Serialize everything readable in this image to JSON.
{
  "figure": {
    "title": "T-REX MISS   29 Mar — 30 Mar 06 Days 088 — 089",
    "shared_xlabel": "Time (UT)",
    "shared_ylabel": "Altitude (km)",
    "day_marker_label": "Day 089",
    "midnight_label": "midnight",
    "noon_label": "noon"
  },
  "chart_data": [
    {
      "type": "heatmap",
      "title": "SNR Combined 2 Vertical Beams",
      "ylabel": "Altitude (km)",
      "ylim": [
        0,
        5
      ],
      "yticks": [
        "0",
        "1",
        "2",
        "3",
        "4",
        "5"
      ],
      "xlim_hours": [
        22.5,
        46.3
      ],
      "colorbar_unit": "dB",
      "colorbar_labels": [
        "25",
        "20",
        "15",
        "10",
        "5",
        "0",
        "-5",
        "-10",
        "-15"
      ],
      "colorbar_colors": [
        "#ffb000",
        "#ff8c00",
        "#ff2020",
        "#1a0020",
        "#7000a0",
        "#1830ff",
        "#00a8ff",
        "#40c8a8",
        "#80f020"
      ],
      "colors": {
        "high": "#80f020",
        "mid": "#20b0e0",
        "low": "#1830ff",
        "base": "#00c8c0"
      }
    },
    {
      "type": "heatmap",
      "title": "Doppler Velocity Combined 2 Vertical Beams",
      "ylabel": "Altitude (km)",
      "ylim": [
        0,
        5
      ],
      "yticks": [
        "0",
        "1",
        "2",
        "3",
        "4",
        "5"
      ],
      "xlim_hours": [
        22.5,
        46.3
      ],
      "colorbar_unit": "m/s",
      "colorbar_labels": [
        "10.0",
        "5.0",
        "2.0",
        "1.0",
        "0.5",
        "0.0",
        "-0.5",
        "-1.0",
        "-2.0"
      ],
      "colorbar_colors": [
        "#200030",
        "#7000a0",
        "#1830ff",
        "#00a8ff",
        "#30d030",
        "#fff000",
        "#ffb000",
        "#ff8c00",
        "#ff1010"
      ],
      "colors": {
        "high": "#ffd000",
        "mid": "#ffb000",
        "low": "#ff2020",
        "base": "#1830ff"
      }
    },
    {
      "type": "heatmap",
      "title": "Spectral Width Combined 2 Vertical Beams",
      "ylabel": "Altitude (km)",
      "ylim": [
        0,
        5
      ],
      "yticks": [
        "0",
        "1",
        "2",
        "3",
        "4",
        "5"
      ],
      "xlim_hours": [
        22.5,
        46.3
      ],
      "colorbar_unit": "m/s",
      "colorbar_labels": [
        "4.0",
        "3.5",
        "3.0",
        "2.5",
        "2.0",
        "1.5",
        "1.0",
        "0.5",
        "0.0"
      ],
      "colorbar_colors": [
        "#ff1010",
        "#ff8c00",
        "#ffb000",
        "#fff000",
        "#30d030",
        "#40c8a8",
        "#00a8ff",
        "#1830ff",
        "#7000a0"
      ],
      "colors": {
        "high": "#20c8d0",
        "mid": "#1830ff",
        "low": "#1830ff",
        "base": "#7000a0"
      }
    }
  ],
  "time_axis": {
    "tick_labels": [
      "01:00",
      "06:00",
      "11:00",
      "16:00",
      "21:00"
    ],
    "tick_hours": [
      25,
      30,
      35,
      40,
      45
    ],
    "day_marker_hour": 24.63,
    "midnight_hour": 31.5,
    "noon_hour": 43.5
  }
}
- - - -
Reproduce the data, keeping every line exactly the same.

Correct answer:
Serialize everything readable in this image to JSON.
{
  "figure": {
    "title": "T-REX MISS   29 Mar — 30 Mar 06 Days 088 — 089",
    "shared_xlabel": "Time (UT)",
    "shared_ylabel": "Altitude (km)",
    "day_marker_label": "Day 089",
    "midnight_label": "midnight",
    "noon_label": "noon"
  },
  "chart_data": [
    {
      "type": "heatmap",
      "title": "SNR Combined 2 Vertical Beams",
      "ylabel": "Altitude (km)",
      "ylim": [
        0,
        5
      ],
      "yticks": [
        "0",
        "1",
        "2",
        "3",
        "4",
        "5"
      ],
      "xlim_hours": [
        22.5,
        46.3
      ],
      "colorbar_unit": "dB",
      "colorbar_labels": [
        "25",
        "20",
        "15",
        "10",
        "5",
        "0",
        "-5",
        "-10",
        "-15"
      ],
      "colorbar_colors": [
        "#ffb000",
        "#ff8c00",
        "#ff2020",
        "#1a0020",
        "#7000a0",
        "#1830ff",
        "#00a8ff",
        "#40c8a8",
        "#80f020"
      ],
      "colors": {
        "high": "#80f020",
        "mid": "#20b0e0",
        "low": "#1830ff",
        "base": "#00c8c0"
      }
    },
    {
      "type": "heatmap",
      "title": "Doppler Velocity Combined 2 Vertical Beams",
      "ylabel": "Altitude (km)",
      "ylim": [
        0,
        5
      ],
      "yticks": [
        "0",
        "1",
        "2",
        "3",
        "4",
        "5"
      ],
      "xlim_hours": [
        22.5,
        46.3
      ],
      "colorbar_unit": "m/s",
      "colorbar_labels": [
        "10.0",
        "5.0",
        "2.0",
        "1.0",
        "0.5",
        "0.0",
        "-0.5",
        "-1.0",
        "-2.0"
      ],
      "colorbar_colors": [
        "#200030",
        "#7000a0",
        "#1830ff",
        "#00a8ff",
        "#30d030",
        "#fff000",
        "#ffb000",
        "#ff8c00",
        "#ff1010"
      ],
      "colors": {
        "high": "#ffd000",
        "mid": "#ffb000",
        "low": "#ff2020",
        "base": "#1830ff"
      }
    },
    {
      "type": "heatmap",
      "title": "Spectral Width Combined 2 Vertical Beams",
      "ylabel": "Altitude (km)",
      "ylim": [
        0,
        5
      ],
      "yticks": [
        "0",
        "1",
        "2",
        "3",
        "4",
        "5"
      ],
      "xlim_hours": [
        22.5,
        46.3
      ],
      "colorbar_unit": "m/s",
      "colorbar_labels": [
        "4.0",
        "3.5",
        "3.0",
        "2.5",
        "2.0",
        "1.5",
        "1.0",
        "0.5",
        "0.0"
      ],
      "colorbar_colors": [
        "#ff1010",
        "#ff8c00",
        "#ffb000",
        "#fff000",
        "#30d030",
        "#40c8a8",
        "#00a8ff",
        "#1830ff",
        "#7000a0"
      ],
      "colors": {
        "high": "#20c8d0",
        "mid": "#1830ff",
        "low": "#1830ff",
        "base": "#7000a0"
      }
    }
  ],
  "time_axis": {
    "tick_labels": [
      "01:00",
      "06:00",
      "11:00",
      "16:00",
      "21:00"
    ],
    "tick_hours": [
      25,
      30,
      35,
      40,
      45
    ],
    "day_marker_hour": 24.63,
    "midnight_hour": 31.5,
    "noon_hour": 43.5
  }
}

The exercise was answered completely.